------ DATA RECORDS

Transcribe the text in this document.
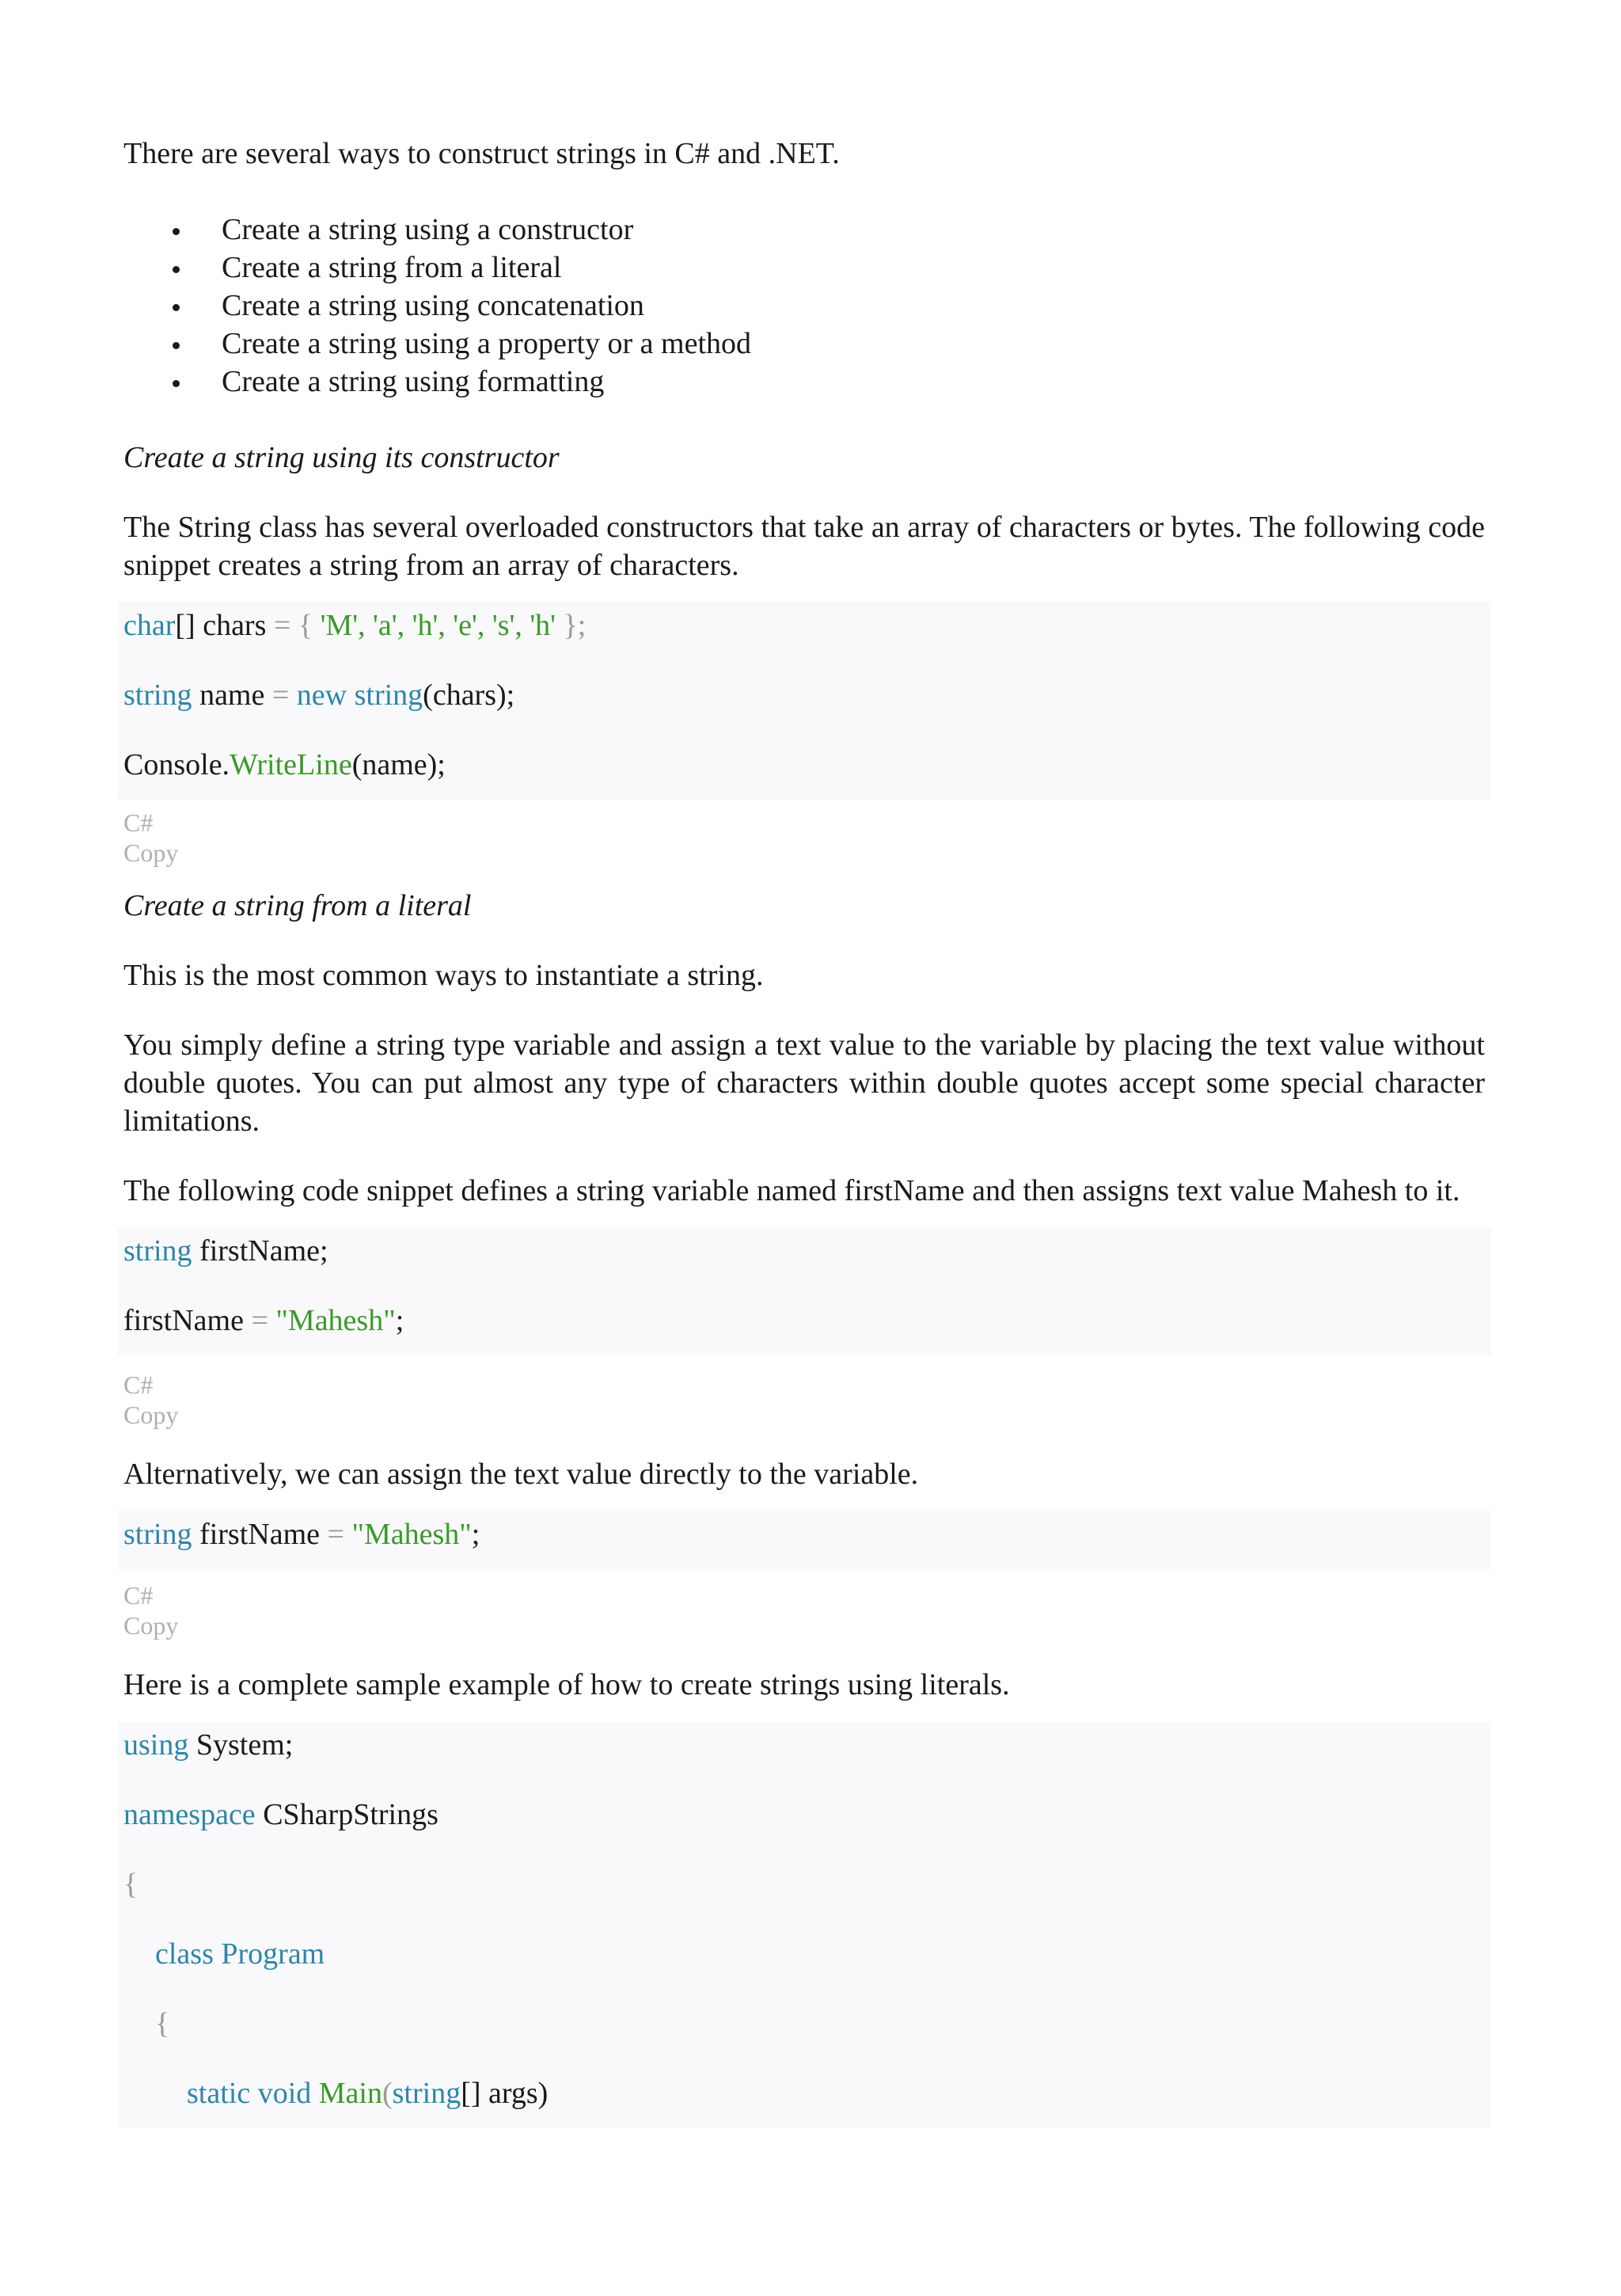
There are several ways to construct strings in C# and .NET.

Create a string using a constructor
Create a string from a literal
Create a string using concatenation
Create a string using a property or a method
Create a string using formatting

Create a string using its constructor

The String class has several overloaded constructors that take an array of characters or bytes. The following code snippet creates a string from an array of characters.

char[] chars = { 'M', 'a', 'h', 'e', 's', 'h' };
string name = new string(chars);
Console.WriteLine(name);

C#

Copy

Create a string from a literal

This is the most common ways to instantiate a string.

You simply define a string type variable and assign a text value to the variable by placing the text value without double quotes. You can put almost any type of characters within double quotes accept some special character limitations.

The following code snippet defines a string variable named firstName and then assigns text value Mahesh to it.

string firstName;
firstName = "Mahesh";

C#

Copy

Alternatively, we can assign the text value directly to the variable.

string firstName = "Mahesh";

C#

Copy

Here is a complete sample example of how to create strings using literals.

using System;
namespace CSharpStrings
{
class Program
{
static void Main(string[] args)
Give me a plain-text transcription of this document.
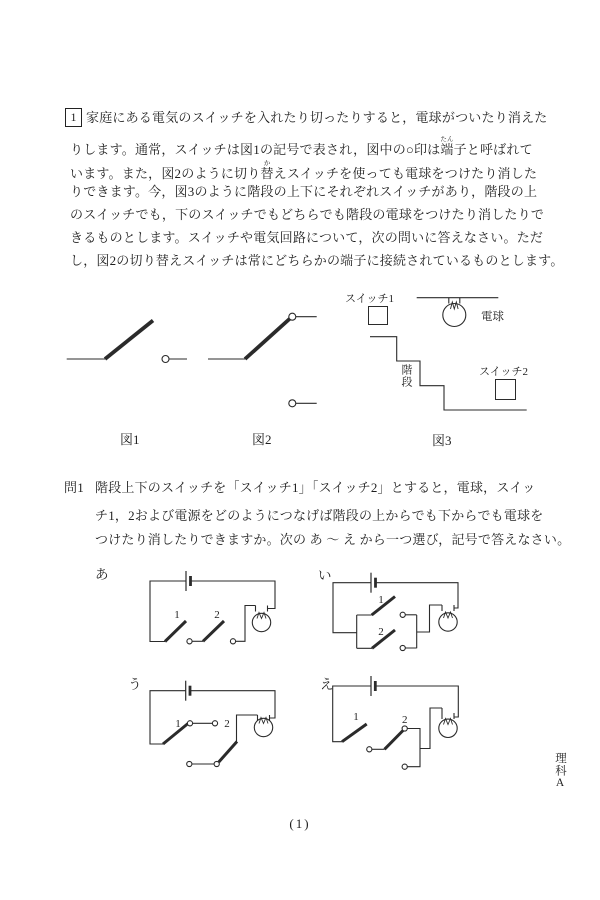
1 家庭にある電気のスイッチを入れたり切ったりすると，電球がついたり消えた
りします。通常，スイッチは図1の記号で表され，図中の○印は端たん子と呼ばれて
います。また，図2のように切り替かえスイッチを使っても電球をつけたり消した
りできます。今，図3のように階段の上下にそれぞれスイッチがあり，階段の上
のスイッチでも，下のスイッチでもどちらでも階段の電球をつけたり消したりで
きるものとします。スイッチや電気回路について，次の問いに答えなさい。ただ
し，図2の切り替えスイッチは常にどちらかの端子に接続されているものとします。
図1	図2
スイッチ1
電球
階段	スイッチ2
図3
問1 階段上下のスイッチを「スイッチ1」「スイッチ2」とすると，電球，スイッ
チ1，2および電源をどのようにつなげば階段の上からでも下からでも電球を
つけたり消したりできますか。次の あ ～ え から一つ選び，記号で答えなさい。
あ
1	2
い
1
2
う
1	2
え
1	2
(1)
理科A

------------

§ WHAT YOU WILL DO
Lines containing the word "ways" must all be returned from the material above.

§ SOLUTION FOR THIS PROBLEM
There are several ways to construct strings in C# and .NET.
This is the most common ways to instantiate a string.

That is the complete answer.